PROBLEM TO SOLVE:
Report all lines holding "osoby".

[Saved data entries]

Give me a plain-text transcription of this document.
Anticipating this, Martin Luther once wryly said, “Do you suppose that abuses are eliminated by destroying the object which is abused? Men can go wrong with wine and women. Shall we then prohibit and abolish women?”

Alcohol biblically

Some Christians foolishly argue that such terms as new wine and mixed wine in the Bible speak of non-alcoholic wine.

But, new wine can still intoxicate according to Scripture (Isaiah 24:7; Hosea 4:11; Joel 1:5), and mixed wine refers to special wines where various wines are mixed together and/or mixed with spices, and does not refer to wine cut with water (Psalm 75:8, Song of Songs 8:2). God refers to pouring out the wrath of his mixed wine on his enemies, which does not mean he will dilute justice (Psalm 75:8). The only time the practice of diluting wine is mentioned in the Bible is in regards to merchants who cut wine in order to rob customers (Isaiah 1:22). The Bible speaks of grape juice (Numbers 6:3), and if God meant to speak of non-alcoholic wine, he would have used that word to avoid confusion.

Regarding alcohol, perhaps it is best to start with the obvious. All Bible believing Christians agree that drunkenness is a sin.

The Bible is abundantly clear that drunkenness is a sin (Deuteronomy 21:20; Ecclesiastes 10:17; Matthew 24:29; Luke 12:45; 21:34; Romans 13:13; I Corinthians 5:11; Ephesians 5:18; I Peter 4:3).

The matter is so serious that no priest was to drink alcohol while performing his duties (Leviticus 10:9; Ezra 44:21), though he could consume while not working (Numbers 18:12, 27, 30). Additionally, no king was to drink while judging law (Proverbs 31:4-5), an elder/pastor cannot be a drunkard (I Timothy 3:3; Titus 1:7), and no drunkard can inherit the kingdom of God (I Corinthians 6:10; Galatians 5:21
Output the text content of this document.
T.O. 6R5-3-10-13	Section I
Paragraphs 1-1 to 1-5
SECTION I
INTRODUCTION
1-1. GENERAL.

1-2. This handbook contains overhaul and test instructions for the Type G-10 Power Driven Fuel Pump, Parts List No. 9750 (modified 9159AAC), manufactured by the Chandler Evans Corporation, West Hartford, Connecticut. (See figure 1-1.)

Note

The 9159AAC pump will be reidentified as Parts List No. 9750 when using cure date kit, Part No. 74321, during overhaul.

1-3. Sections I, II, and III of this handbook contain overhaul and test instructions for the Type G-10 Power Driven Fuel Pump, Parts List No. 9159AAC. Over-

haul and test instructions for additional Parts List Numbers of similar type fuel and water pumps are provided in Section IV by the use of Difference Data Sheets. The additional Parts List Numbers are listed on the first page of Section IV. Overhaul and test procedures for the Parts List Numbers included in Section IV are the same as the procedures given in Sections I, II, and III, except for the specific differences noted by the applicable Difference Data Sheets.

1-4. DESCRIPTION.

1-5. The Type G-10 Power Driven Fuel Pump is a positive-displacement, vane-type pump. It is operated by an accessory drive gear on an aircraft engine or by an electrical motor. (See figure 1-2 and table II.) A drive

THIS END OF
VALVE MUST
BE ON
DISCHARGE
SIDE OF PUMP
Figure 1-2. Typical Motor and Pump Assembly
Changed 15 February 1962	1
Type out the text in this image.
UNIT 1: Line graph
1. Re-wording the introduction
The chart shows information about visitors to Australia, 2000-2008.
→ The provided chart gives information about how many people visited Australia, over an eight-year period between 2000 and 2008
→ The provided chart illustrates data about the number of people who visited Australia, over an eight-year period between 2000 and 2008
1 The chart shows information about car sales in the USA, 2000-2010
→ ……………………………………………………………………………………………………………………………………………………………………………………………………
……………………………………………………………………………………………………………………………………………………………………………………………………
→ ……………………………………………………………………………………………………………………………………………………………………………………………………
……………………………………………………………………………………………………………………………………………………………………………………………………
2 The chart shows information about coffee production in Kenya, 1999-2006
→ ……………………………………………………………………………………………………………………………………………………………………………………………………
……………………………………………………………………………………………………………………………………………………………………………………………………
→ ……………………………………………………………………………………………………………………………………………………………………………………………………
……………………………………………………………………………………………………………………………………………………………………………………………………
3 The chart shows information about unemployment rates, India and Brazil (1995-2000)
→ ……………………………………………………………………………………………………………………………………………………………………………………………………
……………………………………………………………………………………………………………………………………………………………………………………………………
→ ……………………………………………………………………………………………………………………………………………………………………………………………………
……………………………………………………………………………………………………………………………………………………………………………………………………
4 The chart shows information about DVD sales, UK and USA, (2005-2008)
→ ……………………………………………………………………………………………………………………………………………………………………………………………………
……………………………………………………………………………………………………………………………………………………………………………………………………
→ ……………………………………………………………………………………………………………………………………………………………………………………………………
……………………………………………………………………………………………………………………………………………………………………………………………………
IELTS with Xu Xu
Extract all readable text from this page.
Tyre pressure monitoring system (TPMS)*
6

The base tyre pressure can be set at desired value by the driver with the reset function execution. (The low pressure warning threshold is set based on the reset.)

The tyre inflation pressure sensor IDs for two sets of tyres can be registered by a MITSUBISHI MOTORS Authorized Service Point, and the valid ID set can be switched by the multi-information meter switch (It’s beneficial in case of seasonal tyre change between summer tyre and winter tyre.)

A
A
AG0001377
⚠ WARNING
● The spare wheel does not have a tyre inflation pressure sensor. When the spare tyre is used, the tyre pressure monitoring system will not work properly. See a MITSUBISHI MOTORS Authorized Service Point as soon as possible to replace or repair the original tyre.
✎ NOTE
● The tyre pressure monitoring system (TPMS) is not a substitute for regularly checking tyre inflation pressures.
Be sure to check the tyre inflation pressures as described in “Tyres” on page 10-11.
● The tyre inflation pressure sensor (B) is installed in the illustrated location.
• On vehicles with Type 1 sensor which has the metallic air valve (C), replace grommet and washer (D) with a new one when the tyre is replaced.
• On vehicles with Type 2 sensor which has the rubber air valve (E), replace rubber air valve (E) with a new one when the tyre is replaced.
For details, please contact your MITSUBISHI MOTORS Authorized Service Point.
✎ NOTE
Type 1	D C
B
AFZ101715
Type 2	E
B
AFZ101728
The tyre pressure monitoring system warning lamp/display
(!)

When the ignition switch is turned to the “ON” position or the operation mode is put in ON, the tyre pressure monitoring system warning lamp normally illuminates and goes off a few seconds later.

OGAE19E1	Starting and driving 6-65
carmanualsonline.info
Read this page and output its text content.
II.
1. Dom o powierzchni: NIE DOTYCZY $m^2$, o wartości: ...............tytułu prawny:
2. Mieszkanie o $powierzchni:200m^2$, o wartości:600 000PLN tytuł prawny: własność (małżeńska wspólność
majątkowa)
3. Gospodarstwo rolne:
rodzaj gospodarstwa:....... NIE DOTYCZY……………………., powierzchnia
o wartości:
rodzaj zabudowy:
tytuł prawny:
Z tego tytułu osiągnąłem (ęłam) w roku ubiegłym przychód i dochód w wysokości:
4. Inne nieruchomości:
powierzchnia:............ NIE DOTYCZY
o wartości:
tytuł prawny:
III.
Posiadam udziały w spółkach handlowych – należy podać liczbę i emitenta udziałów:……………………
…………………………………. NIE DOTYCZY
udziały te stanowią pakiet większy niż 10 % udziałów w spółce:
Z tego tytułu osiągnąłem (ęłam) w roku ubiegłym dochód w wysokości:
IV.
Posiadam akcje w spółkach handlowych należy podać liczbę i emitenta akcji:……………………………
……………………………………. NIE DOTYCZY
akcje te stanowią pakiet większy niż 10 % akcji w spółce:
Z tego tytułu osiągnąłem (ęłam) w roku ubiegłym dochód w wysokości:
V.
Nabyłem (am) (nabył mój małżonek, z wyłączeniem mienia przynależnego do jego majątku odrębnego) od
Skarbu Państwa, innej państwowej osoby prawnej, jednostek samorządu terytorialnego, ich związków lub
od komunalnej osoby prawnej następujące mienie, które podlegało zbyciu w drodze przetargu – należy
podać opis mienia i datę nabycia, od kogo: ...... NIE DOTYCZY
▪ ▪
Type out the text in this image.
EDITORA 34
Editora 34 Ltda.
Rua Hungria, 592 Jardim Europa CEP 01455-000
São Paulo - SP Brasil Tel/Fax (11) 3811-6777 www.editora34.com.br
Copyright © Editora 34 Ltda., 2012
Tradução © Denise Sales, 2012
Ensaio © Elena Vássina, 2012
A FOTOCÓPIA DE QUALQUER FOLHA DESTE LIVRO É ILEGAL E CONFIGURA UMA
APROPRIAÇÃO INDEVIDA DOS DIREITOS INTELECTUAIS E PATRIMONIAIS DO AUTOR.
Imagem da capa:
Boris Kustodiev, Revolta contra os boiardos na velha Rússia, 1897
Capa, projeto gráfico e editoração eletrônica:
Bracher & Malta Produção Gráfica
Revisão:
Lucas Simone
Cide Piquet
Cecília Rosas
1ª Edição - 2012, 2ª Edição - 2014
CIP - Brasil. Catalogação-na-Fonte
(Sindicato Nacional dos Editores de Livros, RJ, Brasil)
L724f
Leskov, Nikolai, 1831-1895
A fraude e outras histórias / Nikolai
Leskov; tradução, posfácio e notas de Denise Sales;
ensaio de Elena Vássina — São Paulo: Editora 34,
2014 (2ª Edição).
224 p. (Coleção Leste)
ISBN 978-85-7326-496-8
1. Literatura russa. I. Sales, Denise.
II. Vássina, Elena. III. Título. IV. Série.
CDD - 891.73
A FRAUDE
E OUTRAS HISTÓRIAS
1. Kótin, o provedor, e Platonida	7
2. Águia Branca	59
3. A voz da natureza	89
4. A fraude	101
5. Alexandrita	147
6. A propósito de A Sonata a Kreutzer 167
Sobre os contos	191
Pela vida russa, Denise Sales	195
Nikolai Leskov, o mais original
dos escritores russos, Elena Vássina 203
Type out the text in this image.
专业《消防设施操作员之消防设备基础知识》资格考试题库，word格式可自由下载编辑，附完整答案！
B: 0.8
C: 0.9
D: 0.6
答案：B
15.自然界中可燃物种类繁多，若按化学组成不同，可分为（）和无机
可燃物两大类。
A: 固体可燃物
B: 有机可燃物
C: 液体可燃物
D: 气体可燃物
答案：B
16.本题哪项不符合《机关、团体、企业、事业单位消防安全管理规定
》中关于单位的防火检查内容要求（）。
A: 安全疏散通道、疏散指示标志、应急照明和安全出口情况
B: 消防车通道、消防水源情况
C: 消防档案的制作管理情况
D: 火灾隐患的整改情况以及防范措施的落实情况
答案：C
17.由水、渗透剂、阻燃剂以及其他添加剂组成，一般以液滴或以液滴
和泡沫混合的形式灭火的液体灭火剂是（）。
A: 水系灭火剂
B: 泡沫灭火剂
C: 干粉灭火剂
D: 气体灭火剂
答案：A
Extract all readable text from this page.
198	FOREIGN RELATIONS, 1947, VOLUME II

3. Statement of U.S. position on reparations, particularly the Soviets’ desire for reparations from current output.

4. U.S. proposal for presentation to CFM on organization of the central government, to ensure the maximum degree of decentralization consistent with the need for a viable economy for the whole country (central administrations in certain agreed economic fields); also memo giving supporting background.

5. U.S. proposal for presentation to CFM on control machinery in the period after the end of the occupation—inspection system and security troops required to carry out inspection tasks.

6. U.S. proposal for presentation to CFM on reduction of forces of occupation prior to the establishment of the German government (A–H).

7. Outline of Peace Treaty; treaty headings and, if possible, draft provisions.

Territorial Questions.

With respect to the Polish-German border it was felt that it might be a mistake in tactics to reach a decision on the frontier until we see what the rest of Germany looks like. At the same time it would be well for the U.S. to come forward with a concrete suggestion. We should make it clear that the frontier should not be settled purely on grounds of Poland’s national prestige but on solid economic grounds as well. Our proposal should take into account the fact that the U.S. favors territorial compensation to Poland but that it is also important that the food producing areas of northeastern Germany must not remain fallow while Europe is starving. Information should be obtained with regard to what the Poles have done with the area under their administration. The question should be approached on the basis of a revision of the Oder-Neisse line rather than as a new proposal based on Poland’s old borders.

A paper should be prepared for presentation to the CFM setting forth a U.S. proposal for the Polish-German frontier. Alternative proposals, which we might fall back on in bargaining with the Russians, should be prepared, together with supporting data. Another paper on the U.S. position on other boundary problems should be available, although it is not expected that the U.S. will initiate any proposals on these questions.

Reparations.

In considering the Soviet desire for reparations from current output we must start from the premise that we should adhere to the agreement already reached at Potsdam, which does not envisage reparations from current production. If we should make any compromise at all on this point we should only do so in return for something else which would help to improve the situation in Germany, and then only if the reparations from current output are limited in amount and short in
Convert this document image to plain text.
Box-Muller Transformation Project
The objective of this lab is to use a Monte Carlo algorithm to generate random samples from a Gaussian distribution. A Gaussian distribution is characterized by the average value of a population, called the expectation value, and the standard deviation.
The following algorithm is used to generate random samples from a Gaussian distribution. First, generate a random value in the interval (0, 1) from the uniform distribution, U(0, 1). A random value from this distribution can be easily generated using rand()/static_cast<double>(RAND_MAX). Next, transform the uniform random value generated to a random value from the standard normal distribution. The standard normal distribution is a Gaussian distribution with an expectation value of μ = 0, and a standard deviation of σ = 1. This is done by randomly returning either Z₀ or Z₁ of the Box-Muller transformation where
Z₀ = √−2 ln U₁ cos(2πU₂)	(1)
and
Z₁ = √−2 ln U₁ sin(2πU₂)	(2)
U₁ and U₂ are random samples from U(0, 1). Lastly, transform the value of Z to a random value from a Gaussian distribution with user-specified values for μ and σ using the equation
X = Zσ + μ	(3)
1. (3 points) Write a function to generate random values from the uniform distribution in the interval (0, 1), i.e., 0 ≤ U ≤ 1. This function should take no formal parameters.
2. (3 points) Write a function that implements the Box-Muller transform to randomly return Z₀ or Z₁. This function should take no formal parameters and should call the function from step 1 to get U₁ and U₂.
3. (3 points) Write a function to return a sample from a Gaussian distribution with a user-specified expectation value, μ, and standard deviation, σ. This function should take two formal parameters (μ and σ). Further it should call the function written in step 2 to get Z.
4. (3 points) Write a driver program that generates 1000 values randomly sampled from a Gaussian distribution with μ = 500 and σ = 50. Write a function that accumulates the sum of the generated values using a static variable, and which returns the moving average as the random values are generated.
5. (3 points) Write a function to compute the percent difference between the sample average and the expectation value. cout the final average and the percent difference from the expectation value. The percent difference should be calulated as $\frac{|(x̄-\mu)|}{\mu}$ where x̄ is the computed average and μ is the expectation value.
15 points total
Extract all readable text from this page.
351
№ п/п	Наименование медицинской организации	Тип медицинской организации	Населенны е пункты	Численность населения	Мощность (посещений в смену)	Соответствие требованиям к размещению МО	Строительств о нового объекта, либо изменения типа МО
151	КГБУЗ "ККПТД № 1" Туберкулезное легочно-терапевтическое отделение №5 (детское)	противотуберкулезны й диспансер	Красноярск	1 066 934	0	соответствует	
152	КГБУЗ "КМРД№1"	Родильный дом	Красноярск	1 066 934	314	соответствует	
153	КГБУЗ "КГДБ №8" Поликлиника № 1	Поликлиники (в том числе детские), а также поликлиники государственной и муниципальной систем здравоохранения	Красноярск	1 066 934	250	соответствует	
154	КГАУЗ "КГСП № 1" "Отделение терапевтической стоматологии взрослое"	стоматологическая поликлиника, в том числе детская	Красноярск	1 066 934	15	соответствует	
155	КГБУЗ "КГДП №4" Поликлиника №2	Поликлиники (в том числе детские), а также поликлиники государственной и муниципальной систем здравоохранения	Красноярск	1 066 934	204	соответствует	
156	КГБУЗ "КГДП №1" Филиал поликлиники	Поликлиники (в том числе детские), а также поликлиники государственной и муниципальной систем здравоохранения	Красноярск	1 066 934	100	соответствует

RESPONSE TO THE TASK:
Skarbu Państwa, innej państwowej osoby prawnej, jednostek samorządu terytorialnego, ich związków lub
od komunalnej osoby prawnej następujące mienie, które podlegało zbyciu w drodze przetargu – należy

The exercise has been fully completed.